Listed entries.
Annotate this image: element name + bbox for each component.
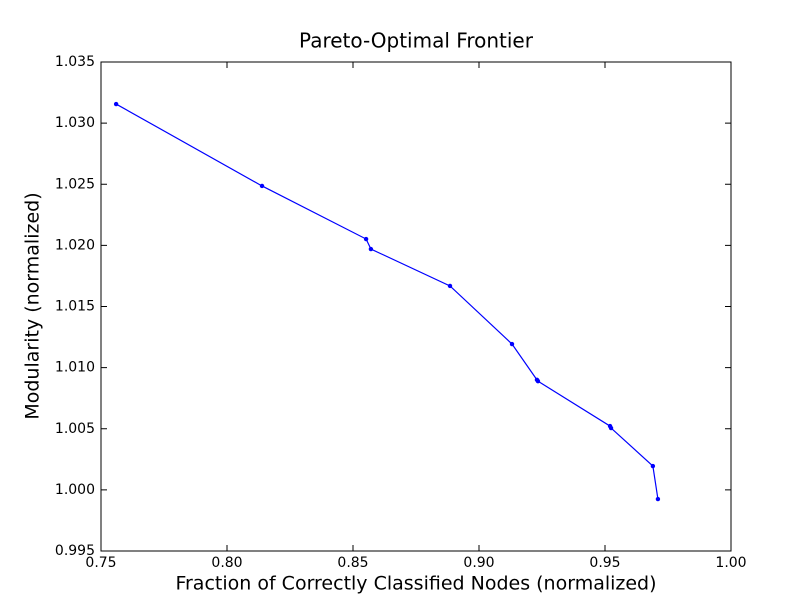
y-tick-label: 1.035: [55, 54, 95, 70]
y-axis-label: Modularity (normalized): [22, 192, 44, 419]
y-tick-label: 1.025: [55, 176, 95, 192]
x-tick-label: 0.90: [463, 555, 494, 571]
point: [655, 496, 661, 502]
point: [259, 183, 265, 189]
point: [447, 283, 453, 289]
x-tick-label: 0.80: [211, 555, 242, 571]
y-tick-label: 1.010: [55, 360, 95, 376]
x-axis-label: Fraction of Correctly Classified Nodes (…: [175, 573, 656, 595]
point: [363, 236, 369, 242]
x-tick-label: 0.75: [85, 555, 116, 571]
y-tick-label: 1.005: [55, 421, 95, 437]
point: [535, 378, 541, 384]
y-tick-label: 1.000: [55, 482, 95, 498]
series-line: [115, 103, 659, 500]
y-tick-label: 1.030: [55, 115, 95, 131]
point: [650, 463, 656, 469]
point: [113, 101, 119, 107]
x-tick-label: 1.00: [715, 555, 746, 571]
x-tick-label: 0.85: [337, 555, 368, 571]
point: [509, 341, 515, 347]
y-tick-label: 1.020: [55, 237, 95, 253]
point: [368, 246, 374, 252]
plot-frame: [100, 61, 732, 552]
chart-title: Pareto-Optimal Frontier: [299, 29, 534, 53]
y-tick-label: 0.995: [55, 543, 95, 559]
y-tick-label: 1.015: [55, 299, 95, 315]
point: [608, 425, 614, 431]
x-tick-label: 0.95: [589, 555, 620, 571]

What to do. Rewrite all the rows above with "point" swapped for "marker" everywhere it appears, leaving everything else untouched. Leave the pictures out.

Exercise response.
Annotate this image: element name + bbox for each component.
y-tick-label: 1.035: [55, 54, 95, 70]
y-axis-label: Modularity (normalized): [22, 192, 44, 419]
y-tick-label: 1.025: [55, 176, 95, 192]
x-tick-label: 0.90: [463, 555, 494, 571]
marker: [655, 496, 661, 502]
marker: [259, 183, 265, 189]
marker: [447, 283, 453, 289]
x-tick-label: 0.80: [211, 555, 242, 571]
y-tick-label: 1.010: [55, 360, 95, 376]
x-axis-label: Fraction of Correctly Classified Nodes (…: [175, 573, 656, 595]
marker: [363, 236, 369, 242]
x-tick-label: 0.75: [85, 555, 116, 571]
y-tick-label: 1.005: [55, 421, 95, 437]
marker: [535, 378, 541, 384]
y-tick-label: 1.000: [55, 482, 95, 498]
series-line: [115, 103, 659, 500]
y-tick-label: 1.030: [55, 115, 95, 131]
marker: [650, 463, 656, 469]
marker: [113, 101, 119, 107]
x-tick-label: 1.00: [715, 555, 746, 571]
x-tick-label: 0.85: [337, 555, 368, 571]
marker: [509, 341, 515, 347]
y-tick-label: 1.020: [55, 237, 95, 253]
marker: [368, 246, 374, 252]
plot-frame: [100, 61, 732, 552]
chart-title: Pareto-Optimal Frontier: [299, 29, 534, 53]
y-tick-label: 0.995: [55, 543, 95, 559]
y-tick-label: 1.015: [55, 299, 95, 315]
marker: [608, 425, 614, 431]
x-tick-label: 0.95: [589, 555, 620, 571]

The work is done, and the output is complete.